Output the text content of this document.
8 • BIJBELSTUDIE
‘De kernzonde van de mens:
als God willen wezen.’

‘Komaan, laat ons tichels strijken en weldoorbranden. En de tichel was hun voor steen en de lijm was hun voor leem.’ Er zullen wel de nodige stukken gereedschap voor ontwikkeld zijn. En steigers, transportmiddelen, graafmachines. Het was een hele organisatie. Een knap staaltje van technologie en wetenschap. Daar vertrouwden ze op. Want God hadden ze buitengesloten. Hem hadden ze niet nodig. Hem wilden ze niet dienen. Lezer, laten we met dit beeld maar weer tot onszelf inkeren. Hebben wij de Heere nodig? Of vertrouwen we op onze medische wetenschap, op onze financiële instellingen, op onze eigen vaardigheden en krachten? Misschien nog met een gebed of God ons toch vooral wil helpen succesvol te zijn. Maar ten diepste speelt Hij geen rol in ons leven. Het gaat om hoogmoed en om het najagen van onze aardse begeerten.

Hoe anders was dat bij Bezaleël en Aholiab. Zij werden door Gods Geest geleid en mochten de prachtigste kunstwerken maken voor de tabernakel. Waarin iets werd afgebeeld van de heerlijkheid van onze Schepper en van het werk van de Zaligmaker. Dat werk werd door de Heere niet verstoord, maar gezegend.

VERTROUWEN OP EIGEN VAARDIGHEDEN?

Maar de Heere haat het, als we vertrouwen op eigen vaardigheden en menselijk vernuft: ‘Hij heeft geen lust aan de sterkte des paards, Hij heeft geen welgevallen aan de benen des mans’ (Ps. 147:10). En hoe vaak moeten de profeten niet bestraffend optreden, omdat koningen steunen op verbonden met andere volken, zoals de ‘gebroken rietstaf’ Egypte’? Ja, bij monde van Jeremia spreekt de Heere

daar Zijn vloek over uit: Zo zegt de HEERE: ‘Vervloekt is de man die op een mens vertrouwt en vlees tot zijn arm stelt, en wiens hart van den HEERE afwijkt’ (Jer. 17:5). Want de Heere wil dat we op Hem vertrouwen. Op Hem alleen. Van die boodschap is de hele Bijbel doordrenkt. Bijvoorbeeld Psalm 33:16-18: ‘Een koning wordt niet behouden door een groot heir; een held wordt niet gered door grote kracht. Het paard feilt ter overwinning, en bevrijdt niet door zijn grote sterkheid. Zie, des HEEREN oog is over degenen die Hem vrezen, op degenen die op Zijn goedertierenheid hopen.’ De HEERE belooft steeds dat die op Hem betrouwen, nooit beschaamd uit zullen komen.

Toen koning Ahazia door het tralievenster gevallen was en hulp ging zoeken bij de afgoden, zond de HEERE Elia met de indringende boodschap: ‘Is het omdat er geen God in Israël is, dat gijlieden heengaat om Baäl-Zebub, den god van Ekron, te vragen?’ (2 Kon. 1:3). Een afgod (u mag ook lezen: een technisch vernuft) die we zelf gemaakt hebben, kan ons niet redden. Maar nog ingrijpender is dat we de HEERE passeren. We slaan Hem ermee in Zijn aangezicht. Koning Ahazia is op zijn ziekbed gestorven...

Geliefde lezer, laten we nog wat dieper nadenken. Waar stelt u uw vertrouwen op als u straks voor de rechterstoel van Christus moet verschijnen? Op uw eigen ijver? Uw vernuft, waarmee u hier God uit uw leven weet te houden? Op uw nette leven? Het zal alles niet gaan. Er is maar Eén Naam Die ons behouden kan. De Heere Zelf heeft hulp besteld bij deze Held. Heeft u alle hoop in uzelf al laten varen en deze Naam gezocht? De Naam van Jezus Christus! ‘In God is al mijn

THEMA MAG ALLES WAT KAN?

---------------

* Problem details
What is the number of lines in the data that hold the word "omdat"? Reply with that number and nothing else.

* The solution
2